Find the word "Rooms" in the records below. List each line containing it.

--- start of DATA SUPPLIED ---

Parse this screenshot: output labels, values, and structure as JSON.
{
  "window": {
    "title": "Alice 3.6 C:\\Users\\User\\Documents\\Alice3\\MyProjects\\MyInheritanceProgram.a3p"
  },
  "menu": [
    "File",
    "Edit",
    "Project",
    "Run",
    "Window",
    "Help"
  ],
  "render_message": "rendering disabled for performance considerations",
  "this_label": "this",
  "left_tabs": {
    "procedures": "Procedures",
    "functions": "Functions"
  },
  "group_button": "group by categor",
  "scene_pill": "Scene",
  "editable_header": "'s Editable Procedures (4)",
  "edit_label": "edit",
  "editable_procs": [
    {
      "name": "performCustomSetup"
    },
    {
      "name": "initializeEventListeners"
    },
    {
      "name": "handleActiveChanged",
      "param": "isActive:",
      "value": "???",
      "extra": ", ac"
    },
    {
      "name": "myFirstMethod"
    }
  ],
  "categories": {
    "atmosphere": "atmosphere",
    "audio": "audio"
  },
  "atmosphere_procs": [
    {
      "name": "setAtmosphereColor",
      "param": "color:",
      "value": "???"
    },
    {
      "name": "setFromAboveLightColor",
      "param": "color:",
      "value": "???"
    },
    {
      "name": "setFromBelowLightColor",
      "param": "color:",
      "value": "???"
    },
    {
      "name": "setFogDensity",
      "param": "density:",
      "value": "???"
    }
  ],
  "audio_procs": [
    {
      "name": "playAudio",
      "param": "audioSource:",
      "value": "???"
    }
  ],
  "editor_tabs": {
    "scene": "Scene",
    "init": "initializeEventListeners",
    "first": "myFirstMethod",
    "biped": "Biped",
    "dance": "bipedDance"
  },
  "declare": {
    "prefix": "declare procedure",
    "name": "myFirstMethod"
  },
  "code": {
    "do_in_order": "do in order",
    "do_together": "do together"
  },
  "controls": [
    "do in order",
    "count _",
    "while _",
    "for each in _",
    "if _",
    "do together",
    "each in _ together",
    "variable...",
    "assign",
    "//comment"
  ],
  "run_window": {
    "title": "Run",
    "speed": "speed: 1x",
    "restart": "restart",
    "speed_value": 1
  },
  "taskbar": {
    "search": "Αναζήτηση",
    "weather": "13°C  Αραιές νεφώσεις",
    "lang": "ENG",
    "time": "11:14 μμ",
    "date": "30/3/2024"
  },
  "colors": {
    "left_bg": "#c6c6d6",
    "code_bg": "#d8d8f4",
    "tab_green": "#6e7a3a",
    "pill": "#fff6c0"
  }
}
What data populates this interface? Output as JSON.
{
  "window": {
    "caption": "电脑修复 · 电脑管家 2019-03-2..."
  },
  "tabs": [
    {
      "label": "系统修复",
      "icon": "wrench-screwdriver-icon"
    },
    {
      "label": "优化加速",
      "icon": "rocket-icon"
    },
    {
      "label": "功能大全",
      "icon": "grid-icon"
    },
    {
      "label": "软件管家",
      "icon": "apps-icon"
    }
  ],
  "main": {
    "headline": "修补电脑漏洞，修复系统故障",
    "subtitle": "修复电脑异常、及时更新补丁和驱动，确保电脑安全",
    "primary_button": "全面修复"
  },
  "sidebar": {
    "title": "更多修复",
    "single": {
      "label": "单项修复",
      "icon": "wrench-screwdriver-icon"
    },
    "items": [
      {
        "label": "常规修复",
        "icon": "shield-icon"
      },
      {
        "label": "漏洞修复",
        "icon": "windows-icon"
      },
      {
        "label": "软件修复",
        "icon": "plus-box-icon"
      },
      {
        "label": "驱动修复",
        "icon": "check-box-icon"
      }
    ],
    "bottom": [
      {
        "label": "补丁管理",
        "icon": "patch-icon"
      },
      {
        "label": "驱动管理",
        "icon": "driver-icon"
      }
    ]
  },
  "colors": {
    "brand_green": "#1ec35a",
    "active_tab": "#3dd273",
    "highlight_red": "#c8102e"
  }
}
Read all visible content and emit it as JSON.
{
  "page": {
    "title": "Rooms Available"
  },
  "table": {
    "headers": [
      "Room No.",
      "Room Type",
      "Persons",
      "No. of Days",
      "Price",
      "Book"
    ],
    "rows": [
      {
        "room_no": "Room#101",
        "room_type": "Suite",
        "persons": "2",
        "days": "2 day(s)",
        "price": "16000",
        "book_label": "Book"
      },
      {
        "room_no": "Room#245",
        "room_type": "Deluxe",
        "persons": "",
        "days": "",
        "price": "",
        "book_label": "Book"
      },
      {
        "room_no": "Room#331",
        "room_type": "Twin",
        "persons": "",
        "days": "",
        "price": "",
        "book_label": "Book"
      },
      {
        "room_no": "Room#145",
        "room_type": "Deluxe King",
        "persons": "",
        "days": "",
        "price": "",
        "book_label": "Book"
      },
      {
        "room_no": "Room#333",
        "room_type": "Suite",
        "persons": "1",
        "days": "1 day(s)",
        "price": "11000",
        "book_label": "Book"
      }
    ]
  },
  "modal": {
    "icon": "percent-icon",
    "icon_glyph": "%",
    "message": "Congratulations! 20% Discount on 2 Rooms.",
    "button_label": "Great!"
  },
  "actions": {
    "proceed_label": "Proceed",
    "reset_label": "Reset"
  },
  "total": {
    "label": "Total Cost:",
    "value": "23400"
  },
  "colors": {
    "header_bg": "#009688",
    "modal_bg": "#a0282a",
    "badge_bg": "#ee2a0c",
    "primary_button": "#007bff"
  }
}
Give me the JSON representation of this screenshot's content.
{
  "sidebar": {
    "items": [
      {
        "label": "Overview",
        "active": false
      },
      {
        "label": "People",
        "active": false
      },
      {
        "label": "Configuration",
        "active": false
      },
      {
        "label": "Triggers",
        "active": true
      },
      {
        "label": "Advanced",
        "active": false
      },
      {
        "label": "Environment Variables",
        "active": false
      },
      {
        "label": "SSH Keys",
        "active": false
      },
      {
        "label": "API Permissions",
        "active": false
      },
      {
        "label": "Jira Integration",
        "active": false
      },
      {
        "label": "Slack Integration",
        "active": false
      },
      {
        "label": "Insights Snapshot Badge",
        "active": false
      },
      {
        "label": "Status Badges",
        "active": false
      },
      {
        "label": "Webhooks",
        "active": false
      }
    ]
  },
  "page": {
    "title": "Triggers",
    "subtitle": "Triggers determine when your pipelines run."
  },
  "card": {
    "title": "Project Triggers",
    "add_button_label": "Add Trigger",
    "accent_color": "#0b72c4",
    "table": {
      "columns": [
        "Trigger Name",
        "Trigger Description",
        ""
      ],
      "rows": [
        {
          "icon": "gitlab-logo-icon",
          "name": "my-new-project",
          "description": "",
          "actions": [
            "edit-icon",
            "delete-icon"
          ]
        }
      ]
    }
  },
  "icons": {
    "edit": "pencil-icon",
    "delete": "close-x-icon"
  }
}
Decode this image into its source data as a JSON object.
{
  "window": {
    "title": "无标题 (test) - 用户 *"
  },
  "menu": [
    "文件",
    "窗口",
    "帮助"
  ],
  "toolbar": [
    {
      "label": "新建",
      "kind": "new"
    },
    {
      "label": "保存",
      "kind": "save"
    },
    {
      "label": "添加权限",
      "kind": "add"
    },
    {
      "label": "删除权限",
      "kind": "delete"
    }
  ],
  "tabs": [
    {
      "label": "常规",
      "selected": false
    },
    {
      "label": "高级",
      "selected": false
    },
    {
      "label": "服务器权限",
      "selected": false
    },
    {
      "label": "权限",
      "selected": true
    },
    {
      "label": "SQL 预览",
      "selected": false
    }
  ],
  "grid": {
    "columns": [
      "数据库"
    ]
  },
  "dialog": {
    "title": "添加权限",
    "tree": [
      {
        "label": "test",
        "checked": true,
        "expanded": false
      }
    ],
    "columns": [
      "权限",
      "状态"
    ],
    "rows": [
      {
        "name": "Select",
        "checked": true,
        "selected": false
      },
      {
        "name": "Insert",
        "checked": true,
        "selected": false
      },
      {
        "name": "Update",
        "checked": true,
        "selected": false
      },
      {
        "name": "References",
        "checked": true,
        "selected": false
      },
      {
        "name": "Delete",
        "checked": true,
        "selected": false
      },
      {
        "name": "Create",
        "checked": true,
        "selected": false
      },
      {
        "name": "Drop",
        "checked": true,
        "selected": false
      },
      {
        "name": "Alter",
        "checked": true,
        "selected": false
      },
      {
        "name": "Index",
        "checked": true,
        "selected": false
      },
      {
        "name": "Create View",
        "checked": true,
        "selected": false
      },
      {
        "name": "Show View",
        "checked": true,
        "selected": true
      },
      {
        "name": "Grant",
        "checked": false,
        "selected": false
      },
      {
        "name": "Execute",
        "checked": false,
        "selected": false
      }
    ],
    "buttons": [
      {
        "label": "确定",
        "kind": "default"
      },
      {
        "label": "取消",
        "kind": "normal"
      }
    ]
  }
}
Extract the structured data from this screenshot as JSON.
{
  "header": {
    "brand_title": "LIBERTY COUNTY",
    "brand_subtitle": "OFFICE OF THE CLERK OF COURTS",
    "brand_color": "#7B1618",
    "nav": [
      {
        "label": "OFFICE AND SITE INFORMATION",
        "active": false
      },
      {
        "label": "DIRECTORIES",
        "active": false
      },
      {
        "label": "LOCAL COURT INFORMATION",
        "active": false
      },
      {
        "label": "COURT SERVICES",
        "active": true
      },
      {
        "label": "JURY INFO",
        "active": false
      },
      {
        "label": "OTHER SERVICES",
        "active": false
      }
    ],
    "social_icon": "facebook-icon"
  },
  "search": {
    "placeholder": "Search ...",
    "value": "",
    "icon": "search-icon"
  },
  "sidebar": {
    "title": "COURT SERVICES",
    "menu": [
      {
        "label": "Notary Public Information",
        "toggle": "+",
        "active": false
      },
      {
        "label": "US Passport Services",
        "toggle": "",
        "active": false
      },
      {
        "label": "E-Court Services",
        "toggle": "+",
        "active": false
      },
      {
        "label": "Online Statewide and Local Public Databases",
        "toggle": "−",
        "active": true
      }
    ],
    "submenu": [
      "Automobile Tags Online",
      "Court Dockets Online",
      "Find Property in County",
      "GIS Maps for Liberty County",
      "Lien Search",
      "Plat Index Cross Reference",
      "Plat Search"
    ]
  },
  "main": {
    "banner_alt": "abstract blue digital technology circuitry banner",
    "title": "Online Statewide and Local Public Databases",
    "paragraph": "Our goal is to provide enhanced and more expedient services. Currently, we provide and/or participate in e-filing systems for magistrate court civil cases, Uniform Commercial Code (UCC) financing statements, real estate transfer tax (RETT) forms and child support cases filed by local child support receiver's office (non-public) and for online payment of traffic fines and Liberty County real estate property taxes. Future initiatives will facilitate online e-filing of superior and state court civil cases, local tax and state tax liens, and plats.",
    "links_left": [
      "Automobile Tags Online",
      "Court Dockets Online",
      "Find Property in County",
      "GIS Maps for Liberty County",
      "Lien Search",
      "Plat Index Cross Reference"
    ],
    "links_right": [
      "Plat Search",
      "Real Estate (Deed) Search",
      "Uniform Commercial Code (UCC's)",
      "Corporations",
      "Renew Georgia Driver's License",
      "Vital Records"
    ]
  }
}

--- end of DATA SUPPLIED ---

§ COMPLETED EXERCISE:
    "title": "Rooms Available"
    "message": "Congratulations! 20% Discount on 2 Rooms.",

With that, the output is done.